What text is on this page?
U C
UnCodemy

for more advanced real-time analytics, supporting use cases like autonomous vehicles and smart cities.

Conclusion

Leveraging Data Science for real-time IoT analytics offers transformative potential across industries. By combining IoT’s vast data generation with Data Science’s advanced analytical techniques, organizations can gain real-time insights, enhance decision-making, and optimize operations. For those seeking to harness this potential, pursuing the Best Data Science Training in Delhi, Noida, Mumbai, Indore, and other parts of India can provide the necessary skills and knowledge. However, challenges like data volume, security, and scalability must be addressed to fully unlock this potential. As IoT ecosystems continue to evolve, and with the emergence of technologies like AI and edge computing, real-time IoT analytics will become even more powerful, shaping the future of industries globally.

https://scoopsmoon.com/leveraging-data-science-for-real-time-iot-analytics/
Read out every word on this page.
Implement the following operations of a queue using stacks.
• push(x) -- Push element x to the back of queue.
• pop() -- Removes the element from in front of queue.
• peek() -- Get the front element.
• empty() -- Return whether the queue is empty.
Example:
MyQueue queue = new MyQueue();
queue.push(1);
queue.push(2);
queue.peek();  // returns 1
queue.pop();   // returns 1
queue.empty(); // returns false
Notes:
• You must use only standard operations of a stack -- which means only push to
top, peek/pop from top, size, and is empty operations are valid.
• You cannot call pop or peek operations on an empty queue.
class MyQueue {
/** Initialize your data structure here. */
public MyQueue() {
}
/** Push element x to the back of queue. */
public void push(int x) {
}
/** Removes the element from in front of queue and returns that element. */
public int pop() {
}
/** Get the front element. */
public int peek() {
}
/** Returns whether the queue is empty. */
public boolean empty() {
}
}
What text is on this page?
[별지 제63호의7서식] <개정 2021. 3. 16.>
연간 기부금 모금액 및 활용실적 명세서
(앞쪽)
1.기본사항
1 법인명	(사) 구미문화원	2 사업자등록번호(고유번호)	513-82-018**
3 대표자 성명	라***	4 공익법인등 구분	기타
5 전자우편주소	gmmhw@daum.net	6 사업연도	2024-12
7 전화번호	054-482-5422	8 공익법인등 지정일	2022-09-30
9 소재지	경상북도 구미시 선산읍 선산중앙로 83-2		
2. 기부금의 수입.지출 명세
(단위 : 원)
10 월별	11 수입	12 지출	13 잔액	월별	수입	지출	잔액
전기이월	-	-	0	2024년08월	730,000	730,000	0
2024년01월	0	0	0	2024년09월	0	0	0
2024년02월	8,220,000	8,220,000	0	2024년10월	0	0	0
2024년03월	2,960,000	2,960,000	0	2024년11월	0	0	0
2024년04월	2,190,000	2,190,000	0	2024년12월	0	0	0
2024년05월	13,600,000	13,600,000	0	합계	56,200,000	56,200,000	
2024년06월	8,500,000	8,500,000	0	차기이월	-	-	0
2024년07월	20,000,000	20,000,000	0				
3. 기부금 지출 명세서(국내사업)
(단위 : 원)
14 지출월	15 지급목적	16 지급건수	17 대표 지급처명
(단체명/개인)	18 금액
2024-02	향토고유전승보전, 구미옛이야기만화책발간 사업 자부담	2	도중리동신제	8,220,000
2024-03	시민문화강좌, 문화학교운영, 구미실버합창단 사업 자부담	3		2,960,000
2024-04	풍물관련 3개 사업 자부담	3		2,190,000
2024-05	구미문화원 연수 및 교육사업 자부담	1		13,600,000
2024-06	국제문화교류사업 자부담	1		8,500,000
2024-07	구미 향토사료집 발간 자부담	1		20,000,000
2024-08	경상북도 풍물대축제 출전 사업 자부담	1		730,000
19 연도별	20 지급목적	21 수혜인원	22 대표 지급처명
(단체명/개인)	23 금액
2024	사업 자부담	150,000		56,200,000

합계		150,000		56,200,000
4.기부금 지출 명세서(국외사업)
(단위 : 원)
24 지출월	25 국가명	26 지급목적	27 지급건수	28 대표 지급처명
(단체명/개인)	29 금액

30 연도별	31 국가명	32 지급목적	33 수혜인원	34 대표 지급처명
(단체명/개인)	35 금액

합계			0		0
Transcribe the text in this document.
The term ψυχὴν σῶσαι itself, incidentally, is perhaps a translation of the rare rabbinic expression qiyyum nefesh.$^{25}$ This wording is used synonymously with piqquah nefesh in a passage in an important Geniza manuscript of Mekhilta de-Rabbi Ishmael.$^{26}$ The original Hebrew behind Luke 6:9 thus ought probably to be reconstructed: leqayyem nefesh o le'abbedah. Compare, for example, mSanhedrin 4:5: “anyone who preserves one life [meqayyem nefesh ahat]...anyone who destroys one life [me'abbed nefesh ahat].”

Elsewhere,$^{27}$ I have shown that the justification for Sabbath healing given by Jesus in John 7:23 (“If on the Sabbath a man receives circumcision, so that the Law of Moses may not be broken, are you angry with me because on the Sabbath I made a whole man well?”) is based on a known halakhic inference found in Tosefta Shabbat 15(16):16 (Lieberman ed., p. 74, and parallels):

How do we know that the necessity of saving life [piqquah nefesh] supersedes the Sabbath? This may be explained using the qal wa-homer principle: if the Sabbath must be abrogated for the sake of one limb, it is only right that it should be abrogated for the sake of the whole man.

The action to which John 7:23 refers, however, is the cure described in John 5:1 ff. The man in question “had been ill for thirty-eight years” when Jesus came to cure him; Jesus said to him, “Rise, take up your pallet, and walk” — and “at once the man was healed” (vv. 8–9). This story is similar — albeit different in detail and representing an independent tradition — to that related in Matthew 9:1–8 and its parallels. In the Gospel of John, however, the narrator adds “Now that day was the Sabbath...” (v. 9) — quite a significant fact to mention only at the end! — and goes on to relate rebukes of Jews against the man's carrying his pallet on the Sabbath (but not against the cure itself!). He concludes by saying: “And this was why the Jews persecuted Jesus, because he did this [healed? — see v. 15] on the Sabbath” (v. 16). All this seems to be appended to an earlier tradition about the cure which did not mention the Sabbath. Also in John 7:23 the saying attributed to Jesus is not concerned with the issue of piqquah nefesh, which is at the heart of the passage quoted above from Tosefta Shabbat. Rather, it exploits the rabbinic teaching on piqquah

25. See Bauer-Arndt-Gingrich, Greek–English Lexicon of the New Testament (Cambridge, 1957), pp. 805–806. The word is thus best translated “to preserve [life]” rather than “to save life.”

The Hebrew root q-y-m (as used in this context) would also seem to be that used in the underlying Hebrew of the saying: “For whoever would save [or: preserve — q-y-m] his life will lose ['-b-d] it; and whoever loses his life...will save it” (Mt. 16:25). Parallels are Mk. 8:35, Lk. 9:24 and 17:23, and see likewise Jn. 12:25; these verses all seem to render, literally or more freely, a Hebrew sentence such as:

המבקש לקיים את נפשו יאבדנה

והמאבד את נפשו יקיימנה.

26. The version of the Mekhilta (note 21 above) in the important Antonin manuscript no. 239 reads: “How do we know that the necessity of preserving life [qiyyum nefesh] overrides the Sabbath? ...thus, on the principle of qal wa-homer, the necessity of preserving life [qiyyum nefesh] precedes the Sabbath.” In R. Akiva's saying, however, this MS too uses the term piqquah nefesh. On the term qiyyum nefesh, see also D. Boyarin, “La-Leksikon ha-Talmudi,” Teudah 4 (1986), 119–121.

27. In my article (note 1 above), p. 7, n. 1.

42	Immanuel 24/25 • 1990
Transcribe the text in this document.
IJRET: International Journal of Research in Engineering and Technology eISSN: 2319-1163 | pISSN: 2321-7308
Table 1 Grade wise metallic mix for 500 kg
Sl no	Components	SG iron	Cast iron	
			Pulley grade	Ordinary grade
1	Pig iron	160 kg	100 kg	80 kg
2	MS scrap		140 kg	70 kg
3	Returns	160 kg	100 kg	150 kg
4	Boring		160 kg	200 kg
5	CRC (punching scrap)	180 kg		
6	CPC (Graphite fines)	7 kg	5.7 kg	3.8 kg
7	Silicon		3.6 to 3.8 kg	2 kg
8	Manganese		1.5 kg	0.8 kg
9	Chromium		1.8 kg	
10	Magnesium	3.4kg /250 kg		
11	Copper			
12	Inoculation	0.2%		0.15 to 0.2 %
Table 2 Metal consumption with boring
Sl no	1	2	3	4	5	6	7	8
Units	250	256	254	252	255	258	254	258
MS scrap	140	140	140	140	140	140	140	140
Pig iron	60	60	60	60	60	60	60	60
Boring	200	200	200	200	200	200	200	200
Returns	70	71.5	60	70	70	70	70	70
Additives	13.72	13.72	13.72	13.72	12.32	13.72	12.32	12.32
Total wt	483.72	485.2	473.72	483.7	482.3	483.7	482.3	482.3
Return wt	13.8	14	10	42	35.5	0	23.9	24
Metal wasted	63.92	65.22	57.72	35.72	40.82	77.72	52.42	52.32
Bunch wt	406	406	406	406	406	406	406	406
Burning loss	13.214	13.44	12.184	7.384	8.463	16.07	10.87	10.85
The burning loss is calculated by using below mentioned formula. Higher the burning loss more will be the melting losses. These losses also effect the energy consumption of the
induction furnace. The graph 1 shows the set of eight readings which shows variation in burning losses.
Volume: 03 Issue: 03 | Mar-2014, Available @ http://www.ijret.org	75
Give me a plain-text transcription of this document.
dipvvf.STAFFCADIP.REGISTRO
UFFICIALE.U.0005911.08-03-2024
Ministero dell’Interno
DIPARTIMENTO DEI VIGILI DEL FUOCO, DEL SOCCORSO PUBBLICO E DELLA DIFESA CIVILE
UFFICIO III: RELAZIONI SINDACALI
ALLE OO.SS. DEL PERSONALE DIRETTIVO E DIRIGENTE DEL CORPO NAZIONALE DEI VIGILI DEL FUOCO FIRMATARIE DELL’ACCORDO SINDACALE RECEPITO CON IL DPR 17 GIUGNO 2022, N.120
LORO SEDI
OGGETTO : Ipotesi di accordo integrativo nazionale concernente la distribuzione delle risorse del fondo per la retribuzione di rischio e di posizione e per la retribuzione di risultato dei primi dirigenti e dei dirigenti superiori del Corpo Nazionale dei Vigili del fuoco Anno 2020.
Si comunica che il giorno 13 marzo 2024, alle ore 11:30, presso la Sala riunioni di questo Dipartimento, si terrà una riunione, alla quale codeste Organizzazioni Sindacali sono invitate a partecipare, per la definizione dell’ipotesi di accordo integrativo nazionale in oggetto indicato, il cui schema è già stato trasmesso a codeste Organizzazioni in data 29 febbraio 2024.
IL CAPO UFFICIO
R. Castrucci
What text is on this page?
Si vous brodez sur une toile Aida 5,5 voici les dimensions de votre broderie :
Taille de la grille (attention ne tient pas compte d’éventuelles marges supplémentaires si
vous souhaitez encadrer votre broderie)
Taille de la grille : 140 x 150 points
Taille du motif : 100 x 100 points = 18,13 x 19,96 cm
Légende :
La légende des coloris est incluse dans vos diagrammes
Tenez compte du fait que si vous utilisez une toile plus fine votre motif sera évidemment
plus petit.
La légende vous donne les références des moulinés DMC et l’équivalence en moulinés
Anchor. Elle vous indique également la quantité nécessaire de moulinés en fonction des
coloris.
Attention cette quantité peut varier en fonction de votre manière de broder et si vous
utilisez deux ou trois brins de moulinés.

+ + +

§ **Your task**: Every line holding "necessity" should be copied out.

§ **Result of this exercise**:
How do we know that the necessity of saving life [piqquah nefesh] supersedes the Sabbath? This may be explained using the qal wa-homer principle: if the Sabbath must be abrogated for the sake of one limb, it is only right that it should be abrogated for the sake of the whole man.
26. The version of the Mekhilta (note 21 above) in the important Antonin manuscript no. 239 reads: “How do we know that the necessity of preserving life [qiyyum nefesh] overrides the Sabbath? ...thus, on the principle of qal wa-homer, the necessity of preserving life [qiyyum nefesh] precedes the Sabbath.” In R. Akiva's saying, however, this MS too uses the term piqquah nefesh. On the term qiyyum nefesh, see also D. Boyarin, “La-Leksikon ha-Talmudi,” Teudah 4 (1986), 119–121.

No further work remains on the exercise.